══ Data to process

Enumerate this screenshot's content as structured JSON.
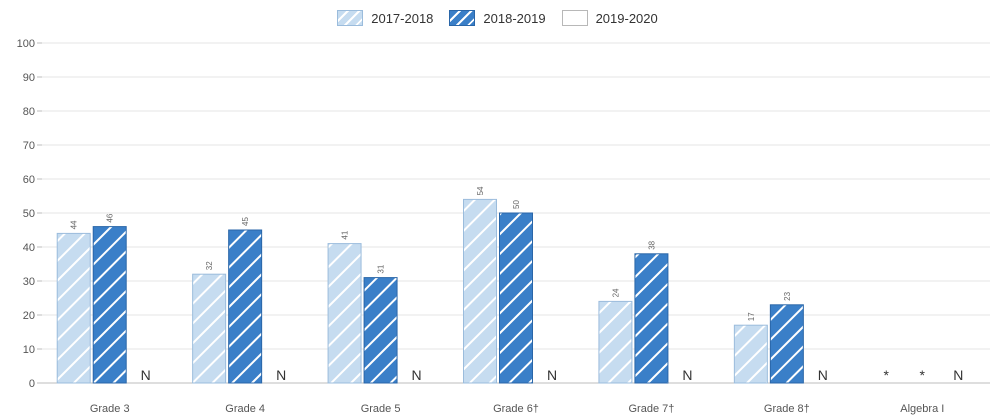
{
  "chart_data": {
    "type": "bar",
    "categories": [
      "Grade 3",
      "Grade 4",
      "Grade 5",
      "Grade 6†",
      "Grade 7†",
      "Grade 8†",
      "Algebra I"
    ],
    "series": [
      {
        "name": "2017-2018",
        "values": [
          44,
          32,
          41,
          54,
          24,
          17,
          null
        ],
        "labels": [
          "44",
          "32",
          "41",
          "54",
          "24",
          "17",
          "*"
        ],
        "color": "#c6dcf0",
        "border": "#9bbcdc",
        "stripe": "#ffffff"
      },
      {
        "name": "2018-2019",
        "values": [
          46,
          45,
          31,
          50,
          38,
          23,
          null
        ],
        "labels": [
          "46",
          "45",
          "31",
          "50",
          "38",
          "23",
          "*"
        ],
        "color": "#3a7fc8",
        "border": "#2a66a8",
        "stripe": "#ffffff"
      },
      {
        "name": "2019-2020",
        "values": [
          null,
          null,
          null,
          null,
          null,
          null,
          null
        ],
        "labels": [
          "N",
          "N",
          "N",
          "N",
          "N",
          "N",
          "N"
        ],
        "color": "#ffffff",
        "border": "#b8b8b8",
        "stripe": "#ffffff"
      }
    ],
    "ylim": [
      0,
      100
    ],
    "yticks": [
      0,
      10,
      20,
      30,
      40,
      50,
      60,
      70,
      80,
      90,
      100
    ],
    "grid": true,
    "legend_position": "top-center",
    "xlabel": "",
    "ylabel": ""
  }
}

════

**Work to complete:**
Tally the lines of the listing in which the word "name" occurs, and state the total alone.

**Task solution:**
3